§ **Goal**:
From the listing below, pull out the lines that hold "name".
** START Given information **
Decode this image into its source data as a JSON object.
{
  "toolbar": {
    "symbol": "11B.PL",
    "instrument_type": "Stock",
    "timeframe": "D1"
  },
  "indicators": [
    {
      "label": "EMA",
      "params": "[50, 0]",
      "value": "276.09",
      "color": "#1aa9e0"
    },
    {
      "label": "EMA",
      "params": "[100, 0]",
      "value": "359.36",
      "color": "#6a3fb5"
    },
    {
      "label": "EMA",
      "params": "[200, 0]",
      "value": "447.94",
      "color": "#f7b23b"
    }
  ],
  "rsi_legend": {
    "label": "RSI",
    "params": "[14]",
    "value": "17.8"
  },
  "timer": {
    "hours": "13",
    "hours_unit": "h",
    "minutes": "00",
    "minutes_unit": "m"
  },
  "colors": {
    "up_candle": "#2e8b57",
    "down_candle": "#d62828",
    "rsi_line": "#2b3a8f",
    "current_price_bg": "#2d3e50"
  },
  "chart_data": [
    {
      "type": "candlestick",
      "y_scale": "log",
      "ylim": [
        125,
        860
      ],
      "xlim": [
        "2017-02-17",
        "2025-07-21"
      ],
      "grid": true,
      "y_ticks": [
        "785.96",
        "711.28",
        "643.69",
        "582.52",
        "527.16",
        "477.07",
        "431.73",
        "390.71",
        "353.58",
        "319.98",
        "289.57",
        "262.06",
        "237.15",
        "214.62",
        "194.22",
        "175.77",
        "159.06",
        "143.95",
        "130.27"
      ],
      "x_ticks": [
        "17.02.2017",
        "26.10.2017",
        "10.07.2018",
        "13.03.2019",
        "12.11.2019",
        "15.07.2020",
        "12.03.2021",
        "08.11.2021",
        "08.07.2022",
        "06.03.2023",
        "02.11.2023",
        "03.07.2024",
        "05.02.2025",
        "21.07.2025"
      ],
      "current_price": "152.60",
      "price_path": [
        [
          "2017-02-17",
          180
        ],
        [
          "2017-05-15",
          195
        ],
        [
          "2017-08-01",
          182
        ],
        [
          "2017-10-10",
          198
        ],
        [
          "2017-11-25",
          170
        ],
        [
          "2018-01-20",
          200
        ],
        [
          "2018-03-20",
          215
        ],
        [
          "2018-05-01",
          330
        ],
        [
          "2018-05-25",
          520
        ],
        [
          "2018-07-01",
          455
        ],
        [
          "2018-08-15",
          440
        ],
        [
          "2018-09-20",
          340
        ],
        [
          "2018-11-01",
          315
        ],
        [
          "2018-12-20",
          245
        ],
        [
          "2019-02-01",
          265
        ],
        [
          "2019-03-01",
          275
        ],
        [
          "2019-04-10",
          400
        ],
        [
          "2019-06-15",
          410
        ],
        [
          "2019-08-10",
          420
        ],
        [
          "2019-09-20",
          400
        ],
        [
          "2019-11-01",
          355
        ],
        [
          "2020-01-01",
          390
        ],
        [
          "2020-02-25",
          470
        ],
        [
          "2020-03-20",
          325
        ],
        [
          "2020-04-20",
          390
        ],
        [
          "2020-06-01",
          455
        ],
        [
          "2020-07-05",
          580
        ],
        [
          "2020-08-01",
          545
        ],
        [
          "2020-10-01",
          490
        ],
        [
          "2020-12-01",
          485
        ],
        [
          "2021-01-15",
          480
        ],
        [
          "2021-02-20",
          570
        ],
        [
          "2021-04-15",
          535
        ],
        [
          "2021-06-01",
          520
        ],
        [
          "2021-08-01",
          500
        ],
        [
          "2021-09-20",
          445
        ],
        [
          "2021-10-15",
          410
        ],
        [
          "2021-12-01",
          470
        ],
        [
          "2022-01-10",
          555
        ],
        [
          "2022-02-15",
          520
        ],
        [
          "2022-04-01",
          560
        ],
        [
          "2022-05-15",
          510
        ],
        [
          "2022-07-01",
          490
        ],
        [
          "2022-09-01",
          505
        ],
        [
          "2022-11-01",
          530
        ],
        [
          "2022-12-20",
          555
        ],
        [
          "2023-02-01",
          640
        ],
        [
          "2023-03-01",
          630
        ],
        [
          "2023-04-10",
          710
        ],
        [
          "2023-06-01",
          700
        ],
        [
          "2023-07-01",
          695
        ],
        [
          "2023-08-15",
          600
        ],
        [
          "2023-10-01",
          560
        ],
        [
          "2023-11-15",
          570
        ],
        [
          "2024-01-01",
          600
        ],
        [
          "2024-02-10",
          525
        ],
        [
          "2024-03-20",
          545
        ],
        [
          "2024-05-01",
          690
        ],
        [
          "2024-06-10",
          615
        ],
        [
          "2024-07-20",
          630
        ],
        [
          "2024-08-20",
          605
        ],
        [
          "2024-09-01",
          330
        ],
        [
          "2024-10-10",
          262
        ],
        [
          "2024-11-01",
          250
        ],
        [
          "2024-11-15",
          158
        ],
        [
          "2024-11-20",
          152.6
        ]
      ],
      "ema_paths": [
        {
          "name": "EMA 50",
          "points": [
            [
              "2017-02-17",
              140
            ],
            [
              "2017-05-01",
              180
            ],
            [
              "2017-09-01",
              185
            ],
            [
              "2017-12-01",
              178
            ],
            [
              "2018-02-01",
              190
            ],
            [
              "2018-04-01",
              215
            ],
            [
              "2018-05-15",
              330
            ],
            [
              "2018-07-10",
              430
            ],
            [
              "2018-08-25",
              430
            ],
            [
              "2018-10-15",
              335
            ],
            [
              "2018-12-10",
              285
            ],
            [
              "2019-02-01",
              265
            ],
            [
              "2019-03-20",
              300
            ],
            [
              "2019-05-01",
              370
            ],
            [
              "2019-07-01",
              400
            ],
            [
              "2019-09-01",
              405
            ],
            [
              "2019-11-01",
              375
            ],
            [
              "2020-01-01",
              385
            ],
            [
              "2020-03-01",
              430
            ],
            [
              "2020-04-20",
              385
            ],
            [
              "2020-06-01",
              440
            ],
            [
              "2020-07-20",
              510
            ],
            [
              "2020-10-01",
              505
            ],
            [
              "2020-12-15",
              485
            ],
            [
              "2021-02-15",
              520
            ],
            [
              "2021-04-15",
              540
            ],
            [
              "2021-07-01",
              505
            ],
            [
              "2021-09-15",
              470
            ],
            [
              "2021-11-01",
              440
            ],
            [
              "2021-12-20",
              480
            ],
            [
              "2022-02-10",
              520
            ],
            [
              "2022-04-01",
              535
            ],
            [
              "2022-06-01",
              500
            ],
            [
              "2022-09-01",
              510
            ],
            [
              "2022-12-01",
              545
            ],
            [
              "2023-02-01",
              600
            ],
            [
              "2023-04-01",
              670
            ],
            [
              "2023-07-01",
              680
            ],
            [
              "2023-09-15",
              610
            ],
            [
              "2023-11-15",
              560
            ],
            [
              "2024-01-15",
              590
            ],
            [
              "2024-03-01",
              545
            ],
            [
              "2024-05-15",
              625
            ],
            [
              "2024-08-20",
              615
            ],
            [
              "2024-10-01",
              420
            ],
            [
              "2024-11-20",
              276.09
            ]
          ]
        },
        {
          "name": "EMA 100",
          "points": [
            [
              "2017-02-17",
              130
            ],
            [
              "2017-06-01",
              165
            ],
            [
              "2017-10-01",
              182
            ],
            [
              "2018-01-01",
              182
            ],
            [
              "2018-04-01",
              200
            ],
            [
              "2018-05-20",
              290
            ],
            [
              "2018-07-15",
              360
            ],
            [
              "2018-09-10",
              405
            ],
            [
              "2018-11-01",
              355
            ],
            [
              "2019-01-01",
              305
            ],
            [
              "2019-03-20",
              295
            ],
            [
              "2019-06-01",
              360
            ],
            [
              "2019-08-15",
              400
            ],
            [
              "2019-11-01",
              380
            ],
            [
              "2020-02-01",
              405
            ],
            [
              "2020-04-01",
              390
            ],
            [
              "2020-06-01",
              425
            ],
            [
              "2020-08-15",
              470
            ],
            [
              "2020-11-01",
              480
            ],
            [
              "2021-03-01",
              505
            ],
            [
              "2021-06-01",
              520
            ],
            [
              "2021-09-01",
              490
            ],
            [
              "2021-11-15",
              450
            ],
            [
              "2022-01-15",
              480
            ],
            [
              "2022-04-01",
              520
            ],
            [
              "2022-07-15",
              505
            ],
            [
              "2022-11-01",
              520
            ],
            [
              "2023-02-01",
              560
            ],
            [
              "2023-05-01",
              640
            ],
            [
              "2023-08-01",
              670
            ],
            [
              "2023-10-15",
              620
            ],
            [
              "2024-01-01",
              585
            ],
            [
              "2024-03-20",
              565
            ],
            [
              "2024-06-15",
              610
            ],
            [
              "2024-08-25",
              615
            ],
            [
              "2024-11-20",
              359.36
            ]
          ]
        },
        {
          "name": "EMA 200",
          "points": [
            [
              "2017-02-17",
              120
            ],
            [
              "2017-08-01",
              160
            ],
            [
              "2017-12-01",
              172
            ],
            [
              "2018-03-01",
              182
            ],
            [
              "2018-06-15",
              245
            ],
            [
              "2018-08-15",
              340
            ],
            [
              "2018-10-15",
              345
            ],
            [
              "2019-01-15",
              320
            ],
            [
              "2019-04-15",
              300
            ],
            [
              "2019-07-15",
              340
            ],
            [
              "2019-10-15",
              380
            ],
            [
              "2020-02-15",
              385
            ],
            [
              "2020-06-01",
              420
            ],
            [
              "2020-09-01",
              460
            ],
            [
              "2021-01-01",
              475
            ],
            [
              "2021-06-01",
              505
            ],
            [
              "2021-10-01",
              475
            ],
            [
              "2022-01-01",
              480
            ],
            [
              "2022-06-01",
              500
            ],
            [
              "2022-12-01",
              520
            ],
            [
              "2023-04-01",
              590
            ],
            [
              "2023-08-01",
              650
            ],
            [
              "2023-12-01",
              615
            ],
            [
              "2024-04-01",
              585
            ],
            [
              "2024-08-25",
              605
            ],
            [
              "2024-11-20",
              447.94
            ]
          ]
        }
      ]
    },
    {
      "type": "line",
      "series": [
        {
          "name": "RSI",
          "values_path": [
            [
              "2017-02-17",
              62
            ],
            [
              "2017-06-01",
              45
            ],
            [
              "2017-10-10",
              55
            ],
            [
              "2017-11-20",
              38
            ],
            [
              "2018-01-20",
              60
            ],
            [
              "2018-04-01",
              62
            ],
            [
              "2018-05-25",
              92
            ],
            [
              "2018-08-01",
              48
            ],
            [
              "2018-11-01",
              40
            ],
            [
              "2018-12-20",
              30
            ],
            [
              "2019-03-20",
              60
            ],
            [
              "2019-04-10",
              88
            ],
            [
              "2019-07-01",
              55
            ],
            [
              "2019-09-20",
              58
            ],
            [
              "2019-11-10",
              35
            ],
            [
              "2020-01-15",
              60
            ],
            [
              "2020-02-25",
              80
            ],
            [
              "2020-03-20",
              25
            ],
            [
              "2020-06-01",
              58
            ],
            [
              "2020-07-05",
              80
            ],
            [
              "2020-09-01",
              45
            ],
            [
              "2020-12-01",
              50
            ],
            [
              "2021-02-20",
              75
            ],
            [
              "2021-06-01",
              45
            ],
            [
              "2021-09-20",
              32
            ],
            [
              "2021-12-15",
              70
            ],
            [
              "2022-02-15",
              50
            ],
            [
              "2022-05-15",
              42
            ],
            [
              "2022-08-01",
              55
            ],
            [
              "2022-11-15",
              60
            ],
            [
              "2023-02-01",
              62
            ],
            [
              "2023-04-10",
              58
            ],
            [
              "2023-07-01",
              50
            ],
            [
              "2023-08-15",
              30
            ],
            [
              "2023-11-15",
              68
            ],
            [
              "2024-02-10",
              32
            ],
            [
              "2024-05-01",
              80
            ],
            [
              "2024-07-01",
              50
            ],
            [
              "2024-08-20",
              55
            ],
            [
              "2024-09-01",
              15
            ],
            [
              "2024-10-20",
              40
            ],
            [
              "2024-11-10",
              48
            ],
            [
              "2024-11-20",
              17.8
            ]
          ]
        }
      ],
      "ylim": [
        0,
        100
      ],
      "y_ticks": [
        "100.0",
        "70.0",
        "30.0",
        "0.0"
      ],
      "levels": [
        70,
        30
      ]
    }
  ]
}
** END Given information **
§ **Reply to the task**:
          "name": "EMA 50",
          "name": "EMA 100",
          "name": "EMA 200",
          "name": "RSI",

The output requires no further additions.